Stated problem 1
Reproduce the stretch of the blog post about Frank Sinatra from "Somewhere in the" through "directly to them.".
Stated problem 2
Answer these questions using the blog post about Frank Sinatra:
(a) How many times did the writer see Frank Sinatra in concert?
(b) Who taught the writer how to play Bridge?
(c) Which singer does the writer call the Frank Sinatra of country music?
Stated problem 3
Carry on the blog post about Frank Sinatra, picking up right after its final sentence.

Extracted text
Tuesday, March 30, 2010

Frank Sinatra.

I'm recording a couple of more songs today for NOVEMBERNINTH, my CD of old standards. I think we're laying down tracks (that's recording artist lingo for "singing these songs") for Angel Eyes and My Funny Valentine. I love these songs. All of the songs we've selected, really. Oddly, these songs were not a part of my life until relatively late, that is to say, my teenage years. I was raised in a household that listened to country-western music, which, ironically, I'm beginning to appreciate as I get older. I hated country music way back then. But now, I can honestly say George Jones is one of my favorite recording artists. He has a depth of feeling when he sings that is nothing short of beautiful. Although it is, to be honest, an acquired tasted. He is the Frank Sinatra of country music. His way with a lyric is really remarkable.

When I was in the latter part of my high school years I became very close to my drama teacher, Doug Allbritton, and his incredibly smart and funny wife, Nancy. I used to spend a lot of time at their house. They taught me many things, two of which were how to play Bridge and how to appreciate sparse, jazz-influenced, East-Coast vocals. They taught me how to appreciate Sinatra.

I saw Frank Sinatra five times in concert. Three times in NYC, once in Cincinnati and once in St. Louis. I have never seen or experienced a presence like his before or since. This is a guy that "owned" a stage if ever there was one. And his performances were simplicity itself. Top of the show: "Ladies and Gentlemen, Frank Sinatra." He sang for about an hour and a half. Finished. Never once did an encore. Simply walked off stage and that was it.

For an actor, watching Sinatra perform a song was like going to school. Every single song was like a little one-act play, with builds and valleys and surprises. I don't know if Sinatra did this on purpose or if it was something instinctual. Whatever the case, he did it like no other.

Somewhere in the middle of the concert, Sinatra would always dismiss the orchestra, sit beside the piano, pour himself a short Jack Daniels, light a cigarette and explain to the audience that he was really just a "saloon singer." Then he would sing a few "saloon songs." One for My Baby, Angel Eyes, It Never Entered My Mind, The Gal That Got Away, My Funny Valentine, Little Girl Blue, Empty Tables, Where or When, a few others. It was magical. Sinatra, when he's really acting a song, tends to simply shut his eyes and tell a story. Unless you've seen him live, it's hard to explain this. It's almost as if he checks his rather sizable ego for a bit and gets INSIDE a song.  And most amazing is everyone thinks he's singing directly to them.

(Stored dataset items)
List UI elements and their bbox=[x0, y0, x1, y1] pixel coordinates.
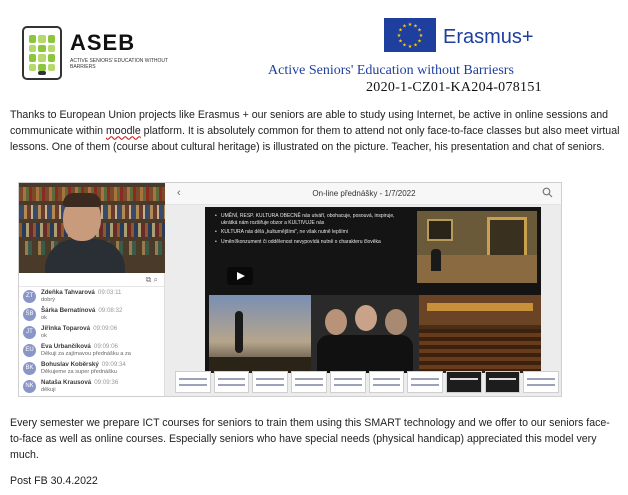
chat-text: Děkuji za zajímavou přednášku a za bbox=[41, 351, 131, 357]
eu-star-icon: ★ bbox=[397, 33, 402, 39]
teacher-video bbox=[19, 183, 165, 273]
avatar: ZT bbox=[23, 290, 36, 303]
chat-author: Šárka Bernatínová 09:08:32 bbox=[41, 307, 123, 314]
avatar: EU bbox=[23, 344, 36, 357]
post-date: Post FB 30.4.2022 bbox=[10, 475, 98, 487]
viewer-title: On-line přednášky - 1/7/2022 bbox=[312, 189, 416, 198]
slide-thumbnail-strip bbox=[175, 371, 560, 393]
slide-thumbnail[interactable] bbox=[329, 371, 366, 393]
chat-time: 09:09:36 bbox=[94, 379, 119, 386]
slide-thumbnail[interactable] bbox=[407, 371, 443, 393]
avatar: ŠB bbox=[23, 308, 36, 321]
chat-message: BK Bohuslav Koběrský 09:09:34 Děkujeme za s… bbox=[19, 359, 164, 377]
avatar: BK bbox=[23, 362, 36, 375]
slide-thumbnail[interactable] bbox=[175, 371, 211, 393]
slide-thumbnail[interactable] bbox=[523, 371, 560, 393]
moodle-word: moodle bbox=[105, 125, 141, 138]
chat-list: ZT Zdeňka Tahvarová 09:03:11 dobrý ŠB Šárka B… bbox=[19, 287, 164, 395]
presentation-viewer: ‹ On-line přednášky - 1/7/2022 UMĚNÍ, RE… bbox=[165, 183, 561, 396]
chat-message: ZT Zdeňka Tahvarová 09:03:11 dobrý bbox=[19, 287, 164, 305]
chat-time: 09:09:06 bbox=[93, 325, 118, 332]
erasmus-label: Erasmus+ bbox=[443, 26, 534, 48]
eu-star-icon: ★ bbox=[417, 39, 422, 45]
eu-star-icon: ★ bbox=[402, 43, 407, 49]
slide-bullet: Umění/konzument či oddělenost nevypovídá… bbox=[215, 239, 405, 246]
tablet-icon bbox=[22, 26, 62, 80]
chat-time: 09:03:11 bbox=[97, 289, 122, 296]
teacher-body bbox=[45, 239, 125, 273]
chat-tools[interactable]: ⧉ ⌕ bbox=[19, 273, 164, 287]
slide-thumbnail[interactable] bbox=[291, 371, 327, 393]
slide-thumbnail[interactable] bbox=[484, 371, 521, 393]
aseb-logo: ASEB Active Seniors' Education without B… bbox=[22, 26, 182, 80]
slide-image-gallery bbox=[417, 211, 537, 283]
aseb-title: ASEB bbox=[70, 30, 136, 55]
chat-author: Bohuslav Koběrský 09:09:34 bbox=[41, 361, 126, 368]
lesson-screenshot: ⧉ ⌕ ZT Zdeňka Tahvarová 09:03:11 dobrý ŠB Šár… bbox=[18, 182, 562, 397]
chat-text: dobrý bbox=[41, 297, 55, 303]
chat-message: NK Nataša Krausová 09:09:36 děkuji bbox=[19, 377, 164, 395]
eu-flag-icon: ★ ★ ★ ★ ★ ★ ★ ★ ★ ★ ★ ★ bbox=[384, 18, 436, 52]
outro-paragraph: Every semester we prepare ICT courses fo… bbox=[10, 417, 610, 462]
chat-panel: ⧉ ⌕ ZT Zdeňka Tahvarová 09:03:11 dobrý ŠB Šár… bbox=[19, 273, 165, 396]
chat-time: 09:09:06 bbox=[93, 343, 118, 350]
video-play-button[interactable] bbox=[227, 267, 253, 285]
presentation-slide: UMĚNÍ, RESP. KULTURA OBECNĚ nás utváří, … bbox=[205, 207, 541, 373]
viewer-toolbar: ‹ On-line přednášky - 1/7/2022 bbox=[165, 183, 561, 205]
slide-image-theatre bbox=[419, 295, 541, 373]
chat-text: děkuji bbox=[41, 387, 56, 393]
slide-thumbnail[interactable] bbox=[368, 371, 405, 393]
avatar: JT bbox=[23, 326, 36, 339]
chat-text: ok bbox=[41, 315, 47, 321]
slide-image-band bbox=[311, 295, 419, 373]
chat-author: Zdeňka Tahvarová 09:03:11 bbox=[41, 289, 122, 296]
chat-author: Jiřinka Toparová 09:09:06 bbox=[41, 325, 118, 332]
slide-bullets: UMĚNÍ, RESP. KULTURA OBECNĚ nás utváří, … bbox=[215, 213, 405, 248]
eu-star-icon: ★ bbox=[408, 22, 413, 28]
chat-text: ok bbox=[41, 333, 47, 339]
slide-thumbnail-current[interactable] bbox=[445, 371, 482, 393]
slide-image-performer bbox=[209, 295, 311, 373]
slide-thumbnail[interactable] bbox=[252, 371, 289, 393]
chat-author: Eva Urbančíková 09:09:06 bbox=[41, 343, 118, 350]
eu-star-icon: ★ bbox=[408, 44, 413, 50]
project-code: 2020-1-CZ01-KA204-078151 bbox=[366, 80, 542, 95]
chat-author: Nataša Krausová 09:09:36 bbox=[41, 379, 119, 386]
eu-star-icon: ★ bbox=[402, 23, 407, 29]
teacher-hair bbox=[63, 193, 101, 207]
slide-thumbnail[interactable] bbox=[213, 371, 250, 393]
chat-time: 09:09:34 bbox=[101, 361, 126, 368]
chat-message: JT Jiřinka Toparová 09:09:06 ok bbox=[19, 323, 164, 341]
chat-message: ŠB Šárka Bernatínová 09:08:32 ok bbox=[19, 305, 164, 323]
avatar: NK bbox=[23, 380, 36, 393]
eu-star-icon: ★ bbox=[398, 39, 403, 45]
chat-time: 09:08:32 bbox=[98, 307, 123, 314]
slide-bullet: KULTURA nás dělá „kulturnějšími“, ne vša… bbox=[215, 229, 405, 236]
search-icon[interactable] bbox=[542, 187, 553, 198]
chat-message: EU Eva Urbančíková 09:09:06 Děkuji za zajím… bbox=[19, 341, 164, 359]
slide-bullet: UMĚNÍ, RESP. KULTURA OBECNĚ nás utváří, … bbox=[215, 213, 405, 226]
aseb-subtitle: Active Seniors' Education without Barrie… bbox=[70, 58, 168, 70]
chat-text: Děkujeme za super přednášku bbox=[41, 369, 117, 375]
project-title: Active Seniors' Education without Barrie… bbox=[268, 63, 514, 78]
intro-paragraph: Thanks to European Union projects like E… bbox=[10, 107, 622, 156]
eu-star-icon: ★ bbox=[413, 43, 418, 49]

Written reply 1
Somewhere in the middle of the concert, Sinatra would always dismiss the orchestra, sit beside the piano, pour himself a short Jack Daniels, light a cigarette and explain to the audience that he was really just a "saloon singer." Then he would sing a few "saloon songs." One for My Baby, Angel Eyes, It Never Entered My Mind, The Gal That Got Away, My Funny Valentine, Little Girl Blue, Empty Tables, Where or When, a few others. It was magical. Sinatra, when he's really acting a song, tends to simply shut his eyes and tell a story. Unless you've seen him live, it's hard to explain this. It's almost as if he checks his rather sizable ego for a bit and gets INSIDE a song.  And most amazing is everyone thinks he's singing directly to them.

Written reply 2
(a) Five times.
(b) The writer's drama teacher, Doug Allbritton, and his wife, Nancy.
(c) George Jones.

Written reply 3
I've seen other wonderful singers live on stage (as opposed to dead on stage, I suppose): Mel Torme', Lena Horne, Michael Feinstein, Barbra Streisand, Carmen McRae, Sammy Davis, Jr., Karen Mason.  As amazing as they were, none of them could quite pull off what Sinatra did. Personal storytelling.

Frank Sinatra has always been a staple in my life.  I remember being in a dorm in college, one room over AC/DC was blasting.  On the other side of me, ZZ Top.  And in my room, much to the chagrin of the other young dormers, Sinatra and Nelson Riddle slamming out I've Got You Under My Skin.

I met him once.  Well, not really, but he looked at me and spoke.  When I saw him in Cincinnati I was with a buddy of mine who wrote for the local paper there.  He had press passes which allowed us to go backstage after the concert.  The stage manager was also a friend of my buddy and told us, "When he starts singing My Way, make your way backstage.  He won't do an encore and when he finishes that song he just walks off stage and gets in his limo and drives away.  You can catch him as he's walking out the back."  

So we did.  As soon as Sinatra started singing, "Start spreading the news...," off we went.  We showed our press badges to security (a LOT of security) and stood just offstage waiting for him to finish.  When he did he turned and strode toward us.  I was electric.  My chance to meet Sinatra.  

As he approached I had my speech ready.

"Mr. Sinatra I just wanted to say how much your music has meant to me over the years I've been a fan of yours for many, many years and I just can't tell you enough about how much your music has meant because it's so honest and personal and I've got about twenty of your albums and I listen to your work over and over again..."  I was blubbering.

As he walked by he glanced at me, a slight frown on his face, and said, "Yeah, I know."  And walked out the door and into his waiting car.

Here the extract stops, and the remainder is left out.